» WORKING DATA
————

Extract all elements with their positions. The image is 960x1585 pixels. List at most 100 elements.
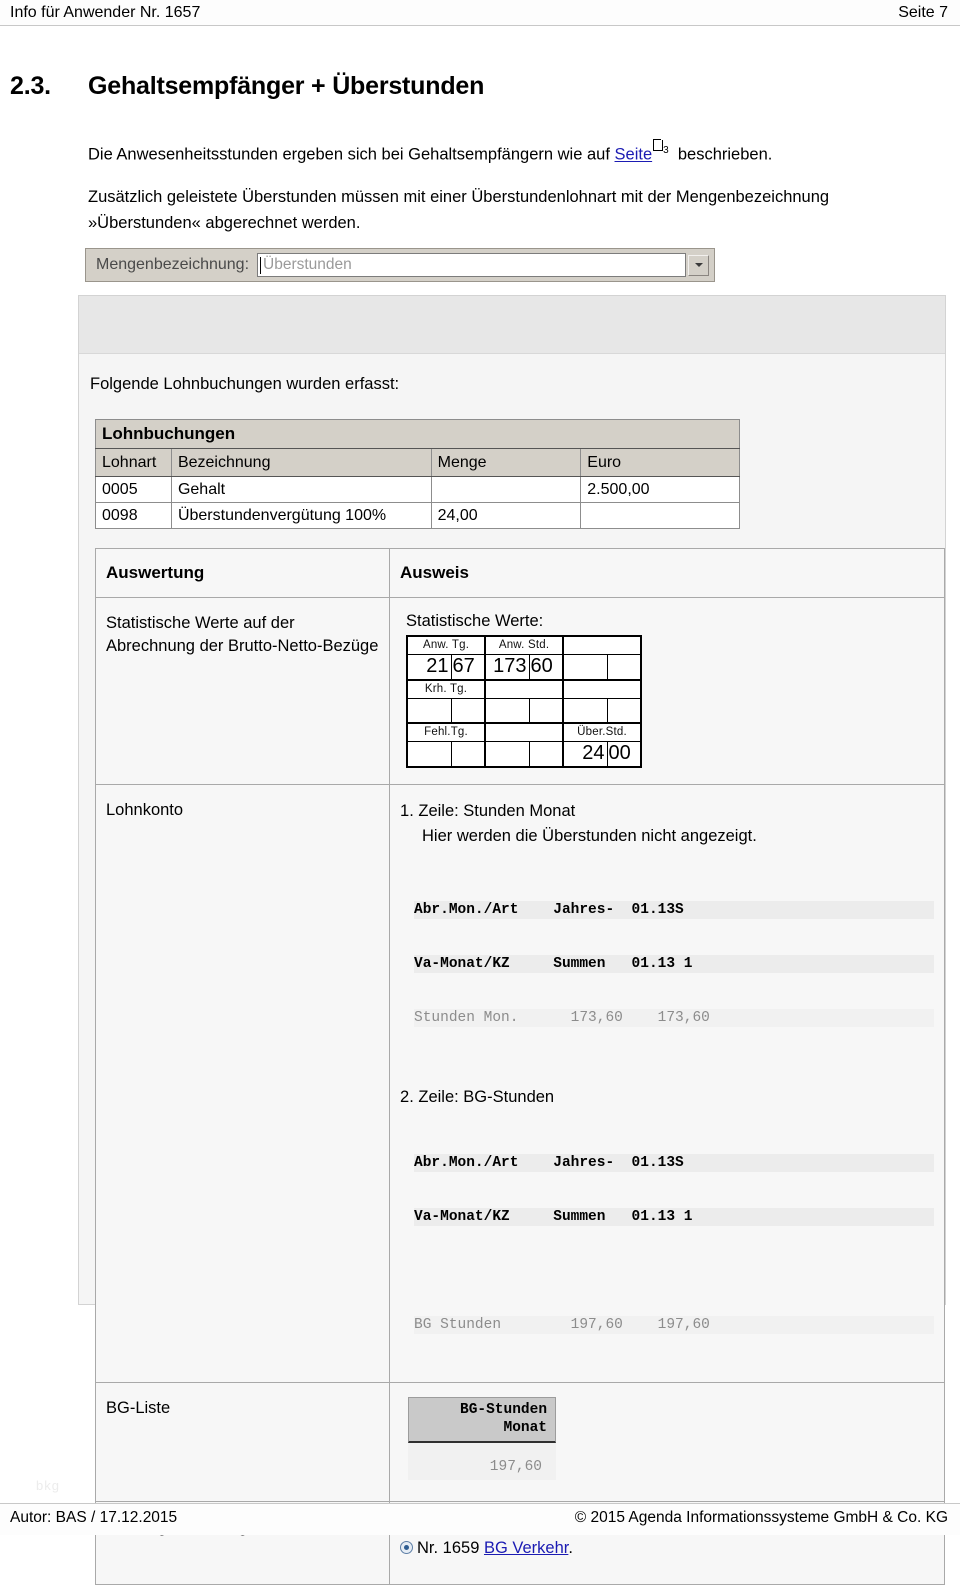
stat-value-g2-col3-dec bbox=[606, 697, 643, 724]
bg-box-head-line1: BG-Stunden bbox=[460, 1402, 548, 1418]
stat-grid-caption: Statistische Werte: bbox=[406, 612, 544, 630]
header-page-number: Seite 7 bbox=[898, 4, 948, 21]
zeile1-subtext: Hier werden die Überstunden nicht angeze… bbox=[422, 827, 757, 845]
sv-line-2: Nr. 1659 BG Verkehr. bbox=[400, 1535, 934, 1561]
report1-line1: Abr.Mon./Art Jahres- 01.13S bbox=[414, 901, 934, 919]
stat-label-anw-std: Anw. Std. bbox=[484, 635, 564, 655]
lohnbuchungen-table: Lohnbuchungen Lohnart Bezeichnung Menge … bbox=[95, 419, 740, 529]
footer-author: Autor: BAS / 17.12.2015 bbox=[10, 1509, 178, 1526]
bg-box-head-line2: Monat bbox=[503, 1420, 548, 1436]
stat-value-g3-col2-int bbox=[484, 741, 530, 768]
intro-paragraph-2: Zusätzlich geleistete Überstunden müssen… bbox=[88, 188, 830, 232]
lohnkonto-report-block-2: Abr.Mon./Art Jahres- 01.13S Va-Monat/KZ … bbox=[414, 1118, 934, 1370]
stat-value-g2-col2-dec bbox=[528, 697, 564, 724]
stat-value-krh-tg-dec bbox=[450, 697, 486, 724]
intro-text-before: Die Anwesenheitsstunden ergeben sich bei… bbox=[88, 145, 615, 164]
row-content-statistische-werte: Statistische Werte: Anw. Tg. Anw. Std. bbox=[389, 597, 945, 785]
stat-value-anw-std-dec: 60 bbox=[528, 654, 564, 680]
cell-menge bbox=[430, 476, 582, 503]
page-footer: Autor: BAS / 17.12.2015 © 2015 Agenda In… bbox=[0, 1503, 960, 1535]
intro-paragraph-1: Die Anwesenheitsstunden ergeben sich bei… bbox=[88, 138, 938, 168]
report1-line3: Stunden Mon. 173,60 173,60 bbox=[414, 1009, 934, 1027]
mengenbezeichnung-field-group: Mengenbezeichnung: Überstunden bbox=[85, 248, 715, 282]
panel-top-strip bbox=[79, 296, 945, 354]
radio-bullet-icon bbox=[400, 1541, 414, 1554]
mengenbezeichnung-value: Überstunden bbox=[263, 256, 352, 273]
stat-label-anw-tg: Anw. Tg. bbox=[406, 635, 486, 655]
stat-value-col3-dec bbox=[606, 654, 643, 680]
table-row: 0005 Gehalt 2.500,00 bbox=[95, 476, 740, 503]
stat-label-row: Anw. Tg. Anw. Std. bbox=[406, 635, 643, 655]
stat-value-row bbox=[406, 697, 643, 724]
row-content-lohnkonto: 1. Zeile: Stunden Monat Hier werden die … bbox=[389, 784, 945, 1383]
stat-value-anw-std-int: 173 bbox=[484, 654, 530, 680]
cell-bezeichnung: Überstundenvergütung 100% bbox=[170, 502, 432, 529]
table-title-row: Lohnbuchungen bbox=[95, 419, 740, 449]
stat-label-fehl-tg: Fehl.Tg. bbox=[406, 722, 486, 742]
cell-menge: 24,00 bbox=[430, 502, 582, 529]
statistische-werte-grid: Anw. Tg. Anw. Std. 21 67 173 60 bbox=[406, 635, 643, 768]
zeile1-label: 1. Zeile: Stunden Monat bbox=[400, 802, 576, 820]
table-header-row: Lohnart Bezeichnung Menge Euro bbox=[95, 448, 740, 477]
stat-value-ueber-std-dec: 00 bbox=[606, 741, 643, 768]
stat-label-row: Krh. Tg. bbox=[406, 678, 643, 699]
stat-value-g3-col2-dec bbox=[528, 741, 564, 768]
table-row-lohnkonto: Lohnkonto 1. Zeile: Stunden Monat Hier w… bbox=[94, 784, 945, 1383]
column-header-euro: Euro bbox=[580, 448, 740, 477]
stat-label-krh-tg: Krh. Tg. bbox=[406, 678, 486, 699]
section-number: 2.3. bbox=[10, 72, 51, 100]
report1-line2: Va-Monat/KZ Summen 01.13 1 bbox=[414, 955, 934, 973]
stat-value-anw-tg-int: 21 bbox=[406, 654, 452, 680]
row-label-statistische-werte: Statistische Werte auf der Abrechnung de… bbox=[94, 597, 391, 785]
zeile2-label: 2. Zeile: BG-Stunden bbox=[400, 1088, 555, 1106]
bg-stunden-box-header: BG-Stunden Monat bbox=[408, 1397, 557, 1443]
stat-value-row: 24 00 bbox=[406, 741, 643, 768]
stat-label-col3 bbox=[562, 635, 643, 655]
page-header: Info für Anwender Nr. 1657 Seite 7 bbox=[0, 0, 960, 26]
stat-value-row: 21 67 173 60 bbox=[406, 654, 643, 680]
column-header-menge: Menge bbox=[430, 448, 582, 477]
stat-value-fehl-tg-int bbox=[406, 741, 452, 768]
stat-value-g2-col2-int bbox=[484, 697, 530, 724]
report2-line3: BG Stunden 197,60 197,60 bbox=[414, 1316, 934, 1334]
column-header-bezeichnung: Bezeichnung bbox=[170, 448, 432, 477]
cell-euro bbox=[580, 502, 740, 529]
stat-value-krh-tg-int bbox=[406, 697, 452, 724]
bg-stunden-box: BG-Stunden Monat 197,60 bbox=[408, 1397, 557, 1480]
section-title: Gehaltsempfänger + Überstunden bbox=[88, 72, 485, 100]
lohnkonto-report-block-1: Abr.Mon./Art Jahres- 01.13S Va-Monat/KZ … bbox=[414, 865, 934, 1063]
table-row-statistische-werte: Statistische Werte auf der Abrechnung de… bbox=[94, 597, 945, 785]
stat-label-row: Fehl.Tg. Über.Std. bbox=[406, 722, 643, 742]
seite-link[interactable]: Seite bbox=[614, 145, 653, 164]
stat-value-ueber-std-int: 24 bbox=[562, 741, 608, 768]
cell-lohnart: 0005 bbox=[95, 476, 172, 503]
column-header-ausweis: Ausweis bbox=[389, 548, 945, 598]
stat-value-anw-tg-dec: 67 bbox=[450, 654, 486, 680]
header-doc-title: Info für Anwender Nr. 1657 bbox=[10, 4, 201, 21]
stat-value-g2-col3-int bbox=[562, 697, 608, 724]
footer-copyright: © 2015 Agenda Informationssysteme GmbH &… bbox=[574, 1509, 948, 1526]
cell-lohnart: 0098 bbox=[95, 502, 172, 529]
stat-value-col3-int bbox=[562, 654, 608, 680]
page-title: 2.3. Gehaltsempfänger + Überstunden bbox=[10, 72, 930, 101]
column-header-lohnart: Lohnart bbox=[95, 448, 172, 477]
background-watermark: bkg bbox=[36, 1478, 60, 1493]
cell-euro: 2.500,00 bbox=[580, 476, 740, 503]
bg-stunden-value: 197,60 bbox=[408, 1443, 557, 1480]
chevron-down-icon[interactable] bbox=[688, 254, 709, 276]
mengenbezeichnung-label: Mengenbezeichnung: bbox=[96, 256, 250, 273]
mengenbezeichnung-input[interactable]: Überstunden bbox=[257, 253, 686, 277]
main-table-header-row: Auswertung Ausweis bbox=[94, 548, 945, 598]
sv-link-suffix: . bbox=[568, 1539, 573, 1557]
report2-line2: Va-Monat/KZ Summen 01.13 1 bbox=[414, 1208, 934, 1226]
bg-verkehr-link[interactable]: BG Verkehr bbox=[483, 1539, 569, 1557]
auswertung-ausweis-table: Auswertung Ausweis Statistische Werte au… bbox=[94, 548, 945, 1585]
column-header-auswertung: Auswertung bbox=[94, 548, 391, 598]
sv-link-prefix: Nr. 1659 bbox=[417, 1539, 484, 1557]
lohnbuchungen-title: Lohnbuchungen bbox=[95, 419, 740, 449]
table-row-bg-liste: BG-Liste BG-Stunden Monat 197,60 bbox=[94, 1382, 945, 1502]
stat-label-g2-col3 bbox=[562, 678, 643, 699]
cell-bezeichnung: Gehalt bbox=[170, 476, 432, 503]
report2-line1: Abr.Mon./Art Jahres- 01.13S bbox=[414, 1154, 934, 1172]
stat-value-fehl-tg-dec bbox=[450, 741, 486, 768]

————

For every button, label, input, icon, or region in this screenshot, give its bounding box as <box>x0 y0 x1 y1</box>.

————

» EXERCISE GOAL
Lay out the material as a numbered list, beginning with the line that contains "Extract all elements" and running through the line that contains "footer-author: Autor: BAS", with blank lines skipped. Leave the pictures out of the answer.

» TASK RESPONSE
1. Extract all elements with their positions. The image is 960x1585 pixels. List at most 100 elements.
2. stat-value-g2-col3-dec bbox=[606, 697, 643, 724]
3. bg-box-head-line1: BG-Stunden bbox=[460, 1402, 548, 1418]
4. stat-grid-caption: Statistische Werte: bbox=[406, 612, 544, 630]
5. header-page-number: Seite 7 bbox=[898, 4, 948, 21]
6. zeile1-subtext: Hier werden die Überstunden nicht angeze… bbox=[422, 827, 757, 845]
7. sv-line-2: Nr. 1659 BG Verkehr. bbox=[400, 1535, 934, 1561]
8. report1-line1: Abr.Mon./Art Jahres- 01.13S bbox=[414, 901, 934, 919]
9. stat-label-anw-std: Anw. Std. bbox=[484, 635, 564, 655]
10. lohnbuchungen-table: Lohnbuchungen Lohnart Bezeichnung Menge … bbox=[95, 419, 740, 529]
11. footer-author: Autor: BAS / 17.12.2015 bbox=[10, 1509, 178, 1526]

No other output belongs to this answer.